(Your task): Repeat the records word for word, excluding any picture.

(Data provided):

━━━

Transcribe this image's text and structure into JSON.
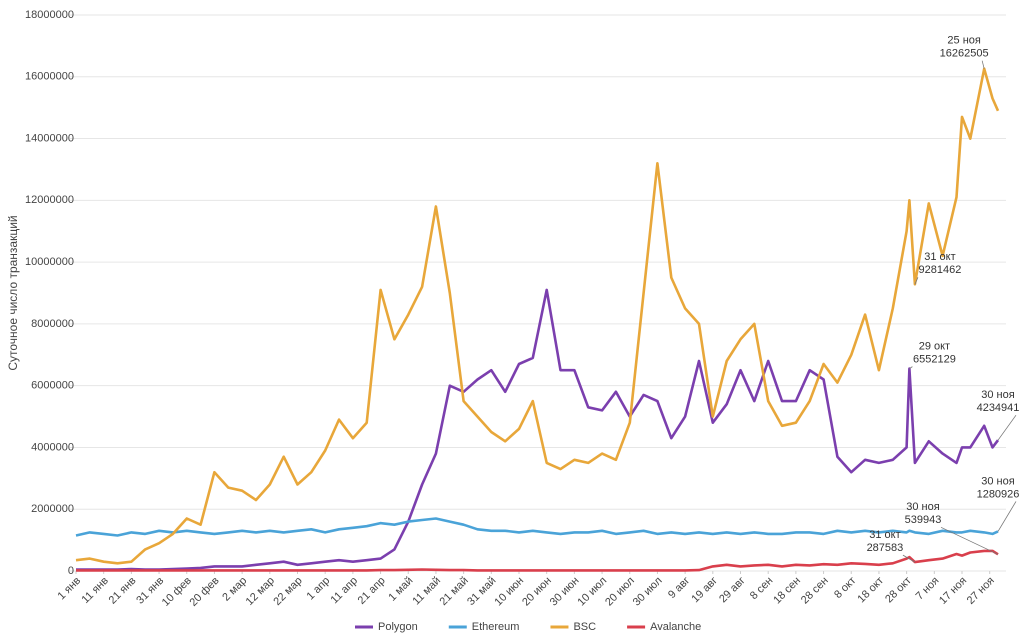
{
  "chart_data": {
    "type": "line",
    "y_label": "Суточное число транзакций",
    "x": [
      1,
      6,
      11,
      16,
      21,
      26,
      31,
      36,
      41,
      46,
      51,
      56,
      61,
      66,
      71,
      76,
      81,
      86,
      91,
      96,
      101,
      106,
      111,
      116,
      121,
      126,
      131,
      136,
      141,
      146,
      151,
      156,
      161,
      166,
      171,
      176,
      181,
      186,
      191,
      196,
      201,
      206,
      211,
      216,
      221,
      226,
      231,
      236,
      241,
      246,
      251,
      256,
      261,
      266,
      271,
      276,
      281,
      286,
      291,
      296,
      301,
      302,
      304,
      309,
      314,
      319,
      321,
      324,
      329,
      332,
      334
    ],
    "xlim": [
      1,
      334
    ],
    "xticks": [
      {
        "value": 1,
        "label": "1 янв"
      },
      {
        "value": 11,
        "label": "11 янв"
      },
      {
        "value": 21,
        "label": "21 янв"
      },
      {
        "value": 31,
        "label": "31 янв"
      },
      {
        "value": 41,
        "label": "10 фев"
      },
      {
        "value": 51,
        "label": "20 фев"
      },
      {
        "value": 61,
        "label": "2 мар"
      },
      {
        "value": 71,
        "label": "12 мар"
      },
      {
        "value": 81,
        "label": "22 мар"
      },
      {
        "value": 91,
        "label": "1 апр"
      },
      {
        "value": 101,
        "label": "11 апр"
      },
      {
        "value": 111,
        "label": "21 апр"
      },
      {
        "value": 121,
        "label": "1 май"
      },
      {
        "value": 131,
        "label": "11 май"
      },
      {
        "value": 141,
        "label": "21 май"
      },
      {
        "value": 151,
        "label": "31 май"
      },
      {
        "value": 161,
        "label": "10 июн"
      },
      {
        "value": 171,
        "label": "20 июн"
      },
      {
        "value": 181,
        "label": "30 июн"
      },
      {
        "value": 191,
        "label": "10 июл"
      },
      {
        "value": 201,
        "label": "20 июл"
      },
      {
        "value": 211,
        "label": "30 июл"
      },
      {
        "value": 221,
        "label": "9 авг"
      },
      {
        "value": 231,
        "label": "19 авг"
      },
      {
        "value": 241,
        "label": "29 авг"
      },
      {
        "value": 251,
        "label": "8 сен"
      },
      {
        "value": 261,
        "label": "18 сен"
      },
      {
        "value": 271,
        "label": "28 сен"
      },
      {
        "value": 281,
        "label": "8 окт"
      },
      {
        "value": 291,
        "label": "18 окт"
      },
      {
        "value": 301,
        "label": "28 окт"
      },
      {
        "value": 311,
        "label": "7 ноя"
      },
      {
        "value": 321,
        "label": "17 ноя"
      },
      {
        "value": 331,
        "label": "27 ноя"
      }
    ],
    "ylim": [
      0,
      18000000
    ],
    "yticks": [
      0,
      2000000,
      4000000,
      6000000,
      8000000,
      10000000,
      12000000,
      14000000,
      16000000,
      18000000
    ],
    "grid": true,
    "legend": "bottom",
    "series": [
      {
        "name": "Polygon",
        "color": "#7b3fae",
        "values": [
          50000,
          50000,
          50000,
          50000,
          60000,
          50000,
          50000,
          60000,
          80000,
          100000,
          150000,
          150000,
          150000,
          200000,
          250000,
          300000,
          200000,
          250000,
          300000,
          350000,
          300000,
          350000,
          400000,
          700000,
          1600000,
          2800000,
          3800000,
          6000000,
          5800000,
          6200000,
          6500000,
          5800000,
          6700000,
          6900000,
          9100000,
          6500000,
          6500000,
          5300000,
          5200000,
          5800000,
          5000000,
          5700000,
          5500000,
          4300000,
          5000000,
          6800000,
          4800000,
          5400000,
          6500000,
          5500000,
          6800000,
          5500000,
          5500000,
          6500000,
          6200000,
          3700000,
          3200000,
          3600000,
          3500000,
          3600000,
          4000000,
          6552129,
          3500000,
          4200000,
          3800000,
          3500000,
          4000000,
          4000000,
          4700000,
          4000000,
          4234941
        ]
      },
      {
        "name": "Ethereum",
        "color": "#4aa3d8",
        "values": [
          1150000,
          1250000,
          1200000,
          1150000,
          1250000,
          1200000,
          1300000,
          1250000,
          1300000,
          1250000,
          1200000,
          1250000,
          1300000,
          1250000,
          1300000,
          1250000,
          1300000,
          1350000,
          1250000,
          1350000,
          1400000,
          1450000,
          1550000,
          1500000,
          1600000,
          1650000,
          1700000,
          1600000,
          1500000,
          1350000,
          1300000,
          1300000,
          1250000,
          1300000,
          1250000,
          1200000,
          1250000,
          1250000,
          1300000,
          1200000,
          1250000,
          1300000,
          1200000,
          1250000,
          1200000,
          1250000,
          1200000,
          1250000,
          1200000,
          1250000,
          1200000,
          1200000,
          1250000,
          1250000,
          1200000,
          1300000,
          1250000,
          1300000,
          1250000,
          1300000,
          1250000,
          1300000,
          1250000,
          1200000,
          1300000,
          1250000,
          1250000,
          1300000,
          1250000,
          1200000,
          1280926
        ]
      },
      {
        "name": "BSC",
        "color": "#e8a73a",
        "values": [
          350000,
          400000,
          300000,
          250000,
          300000,
          700000,
          900000,
          1200000,
          1700000,
          1500000,
          3200000,
          2700000,
          2600000,
          2300000,
          2800000,
          3700000,
          2800000,
          3200000,
          3900000,
          4900000,
          4300000,
          4800000,
          9100000,
          7500000,
          8300000,
          9200000,
          11800000,
          9000000,
          5500000,
          5000000,
          4500000,
          4200000,
          4600000,
          5500000,
          3500000,
          3300000,
          3600000,
          3500000,
          3800000,
          3600000,
          4800000,
          9000000,
          13200000,
          9500000,
          8500000,
          8000000,
          5000000,
          6800000,
          7500000,
          8000000,
          5500000,
          4700000,
          4800000,
          5500000,
          6700000,
          6100000,
          7000000,
          8300000,
          6500000,
          8500000,
          11000000,
          12000000,
          9281462,
          11900000,
          10200000,
          12100000,
          14700000,
          14000000,
          16262505,
          15300000,
          14900000
        ]
      },
      {
        "name": "Avalanche",
        "color": "#d93f4c",
        "values": [
          20000,
          20000,
          20000,
          20000,
          20000,
          20000,
          20000,
          20000,
          20000,
          20000,
          20000,
          20000,
          20000,
          20000,
          20000,
          20000,
          20000,
          20000,
          20000,
          20000,
          20000,
          20000,
          30000,
          30000,
          40000,
          50000,
          40000,
          30000,
          30000,
          20000,
          20000,
          20000,
          20000,
          20000,
          20000,
          20000,
          20000,
          20000,
          20000,
          20000,
          20000,
          20000,
          20000,
          20000,
          20000,
          30000,
          150000,
          200000,
          150000,
          180000,
          200000,
          150000,
          200000,
          180000,
          220000,
          200000,
          250000,
          230000,
          200000,
          250000,
          400000,
          450000,
          287583,
          350000,
          400000,
          550000,
          500000,
          600000,
          650000,
          650000,
          539943
        ]
      }
    ],
    "annotations": [
      {
        "series": 2,
        "x": 329,
        "label": "25 ноя",
        "value": 16262505
      },
      {
        "series": 2,
        "x": 304,
        "label": "31 окт",
        "value": 9281462
      },
      {
        "series": 0,
        "x": 302,
        "label": "29 окт",
        "value": 6552129
      },
      {
        "series": 0,
        "x": 334,
        "label": "30 ноя",
        "value": 4234941
      },
      {
        "series": 1,
        "x": 334,
        "label": "30 ноя",
        "value": 1280926
      },
      {
        "series": 3,
        "x": 334,
        "label": "30 ноя",
        "value": 539943
      },
      {
        "series": 3,
        "x": 304,
        "label": "31 окт",
        "value": 287583
      }
    ]
  }
}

━━━

(Expected answer):
Transcribe this image's text and structure into JSON.
{
  "chart_data": {
    "type": "line",
    "y_label": "Суточное число транзакций",
    "x": [
      1,
      6,
      11,
      16,
      21,
      26,
      31,
      36,
      41,
      46,
      51,
      56,
      61,
      66,
      71,
      76,
      81,
      86,
      91,
      96,
      101,
      106,
      111,
      116,
      121,
      126,
      131,
      136,
      141,
      146,
      151,
      156,
      161,
      166,
      171,
      176,
      181,
      186,
      191,
      196,
      201,
      206,
      211,
      216,
      221,
      226,
      231,
      236,
      241,
      246,
      251,
      256,
      261,
      266,
      271,
      276,
      281,
      286,
      291,
      296,
      301,
      302,
      304,
      309,
      314,
      319,
      321,
      324,
      329,
      332,
      334
    ],
    "xlim": [
      1,
      334
    ],
    "xticks": [
      {
        "value": 1,
        "label": "1 янв"
      },
      {
        "value": 11,
        "label": "11 янв"
      },
      {
        "value": 21,
        "label": "21 янв"
      },
      {
        "value": 31,
        "label": "31 янв"
      },
      {
        "value": 41,
        "label": "10 фев"
      },
      {
        "value": 51,
        "label": "20 фев"
      },
      {
        "value": 61,
        "label": "2 мар"
      },
      {
        "value": 71,
        "label": "12 мар"
      },
      {
        "value": 81,
        "label": "22 мар"
      },
      {
        "value": 91,
        "label": "1 апр"
      },
      {
        "value": 101,
        "label": "11 апр"
      },
      {
        "value": 111,
        "label": "21 апр"
      },
      {
        "value": 121,
        "label": "1 май"
      },
      {
        "value": 131,
        "label": "11 май"
      },
      {
        "value": 141,
        "label": "21 май"
      },
      {
        "value": 151,
        "label": "31 май"
      },
      {
        "value": 161,
        "label": "10 июн"
      },
      {
        "value": 171,
        "label": "20 июн"
      },
      {
        "value": 181,
        "label": "30 июн"
      },
      {
        "value": 191,
        "label": "10 июл"
      },
      {
        "value": 201,
        "label": "20 июл"
      },
      {
        "value": 211,
        "label": "30 июл"
      },
      {
        "value": 221,
        "label": "9 авг"
      },
      {
        "value": 231,
        "label": "19 авг"
      },
      {
        "value": 241,
        "label": "29 авг"
      },
      {
        "value": 251,
        "label": "8 сен"
      },
      {
        "value": 261,
        "label": "18 сен"
      },
      {
        "value": 271,
        "label": "28 сен"
      },
      {
        "value": 281,
        "label": "8 окт"
      },
      {
        "value": 291,
        "label": "18 окт"
      },
      {
        "value": 301,
        "label": "28 окт"
      },
      {
        "value": 311,
        "label": "7 ноя"
      },
      {
        "value": 321,
        "label": "17 ноя"
      },
      {
        "value": 331,
        "label": "27 ноя"
      }
    ],
    "ylim": [
      0,
      18000000
    ],
    "yticks": [
      0,
      2000000,
      4000000,
      6000000,
      8000000,
      10000000,
      12000000,
      14000000,
      16000000,
      18000000
    ],
    "grid": true,
    "legend": "bottom",
    "series": [
      {
        "name": "Polygon",
        "color": "#7b3fae",
        "values": [
          50000,
          50000,
          50000,
          50000,
          60000,
          50000,
          50000,
          60000,
          80000,
          100000,
          150000,
          150000,
          150000,
          200000,
          250000,
          300000,
          200000,
          250000,
          300000,
          350000,
          300000,
          350000,
          400000,
          700000,
          1600000,
          2800000,
          3800000,
          6000000,
          5800000,
          6200000,
          6500000,
          5800000,
          6700000,
          6900000,
          9100000,
          6500000,
          6500000,
          5300000,
          5200000,
          5800000,
          5000000,
          5700000,
          5500000,
          4300000,
          5000000,
          6800000,
          4800000,
          5400000,
          6500000,
          5500000,
          6800000,
          5500000,
          5500000,
          6500000,
          6200000,
          3700000,
          3200000,
          3600000,
          3500000,
          3600000,
          4000000,
          6552129,
          3500000,
          4200000,
          3800000,
          3500000,
          4000000,
          4000000,
          4700000,
          4000000,
          4234941
        ]
      },
      {
        "name": "Ethereum",
        "color": "#4aa3d8",
        "values": [
          1150000,
          1250000,
          1200000,
          1150000,
          1250000,
          1200000,
          1300000,
          1250000,
          1300000,
          1250000,
          1200000,
          1250000,
          1300000,
          1250000,
          1300000,
          1250000,
          1300000,
          1350000,
          1250000,
          1350000,
          1400000,
          1450000,
          1550000,
          1500000,
          1600000,
          1650000,
          1700000,
          1600000,
          1500000,
          1350000,
          1300000,
          1300000,
          1250000,
          1300000,
          1250000,
          1200000,
          1250000,
          1250000,
          1300000,
          1200000,
          1250000,
          1300000,
          1200000,
          1250000,
          1200000,
          1250000,
          1200000,
          1250000,
          1200000,
          1250000,
          1200000,
          1200000,
          1250000,
          1250000,
          1200000,
          1300000,
          1250000,
          1300000,
          1250000,
          1300000,
          1250000,
          1300000,
          1250000,
          1200000,
          1300000,
          1250000,
          1250000,
          1300000,
          1250000,
          1200000,
          1280926
        ]
      },
      {
        "name": "BSC",
        "color": "#e8a73a",
        "values": [
          350000,
          400000,
          300000,
          250000,
          300000,
          700000,
          900000,
          1200000,
          1700000,
          1500000,
          3200000,
          2700000,
          2600000,
          2300000,
          2800000,
          3700000,
          2800000,
          3200000,
          3900000,
          4900000,
          4300000,
          4800000,
          9100000,
          7500000,
          8300000,
          9200000,
          11800000,
          9000000,
          5500000,
          5000000,
          4500000,
          4200000,
          4600000,
          5500000,
          3500000,
          3300000,
          3600000,
          3500000,
          3800000,
          3600000,
          4800000,
          9000000,
          13200000,
          9500000,
          8500000,
          8000000,
          5000000,
          6800000,
          7500000,
          8000000,
          5500000,
          4700000,
          4800000,
          5500000,
          6700000,
          6100000,
          7000000,
          8300000,
          6500000,
          8500000,
          11000000,
          12000000,
          9281462,
          11900000,
          10200000,
          12100000,
          14700000,
          14000000,
          16262505,
          15300000,
          14900000
        ]
      },
      {
        "name": "Avalanche",
        "color": "#d93f4c",
        "values": [
          20000,
          20000,
          20000,
          20000,
          20000,
          20000,
          20000,
          20000,
          20000,
          20000,
          20000,
          20000,
          20000,
          20000,
          20000,
          20000,
          20000,
          20000,
          20000,
          20000,
          20000,
          20000,
          30000,
          30000,
          40000,
          50000,
          40000,
          30000,
          30000,
          20000,
          20000,
          20000,
          20000,
          20000,
          20000,
          20000,
          20000,
          20000,
          20000,
          20000,
          20000,
          20000,
          20000,
          20000,
          20000,
          30000,
          150000,
          200000,
          150000,
          180000,
          200000,
          150000,
          200000,
          180000,
          220000,
          200000,
          250000,
          230000,
          200000,
          250000,
          400000,
          450000,
          287583,
          350000,
          400000,
          550000,
          500000,
          600000,
          650000,
          650000,
          539943
        ]
      }
    ],
    "annotations": [
      {
        "series": 2,
        "x": 329,
        "label": "25 ноя",
        "value": 16262505
      },
      {
        "series": 2,
        "x": 304,
        "label": "31 окт",
        "value": 9281462
      },
      {
        "series": 0,
        "x": 302,
        "label": "29 окт",
        "value": 6552129
      },
      {
        "series": 0,
        "x": 334,
        "label": "30 ноя",
        "value": 4234941
      },
      {
        "series": 1,
        "x": 334,
        "label": "30 ноя",
        "value": 1280926
      },
      {
        "series": 3,
        "x": 334,
        "label": "30 ноя",
        "value": 539943
      },
      {
        "series": 3,
        "x": 304,
        "label": "31 окт",
        "value": 287583
      }
    ]
  }
}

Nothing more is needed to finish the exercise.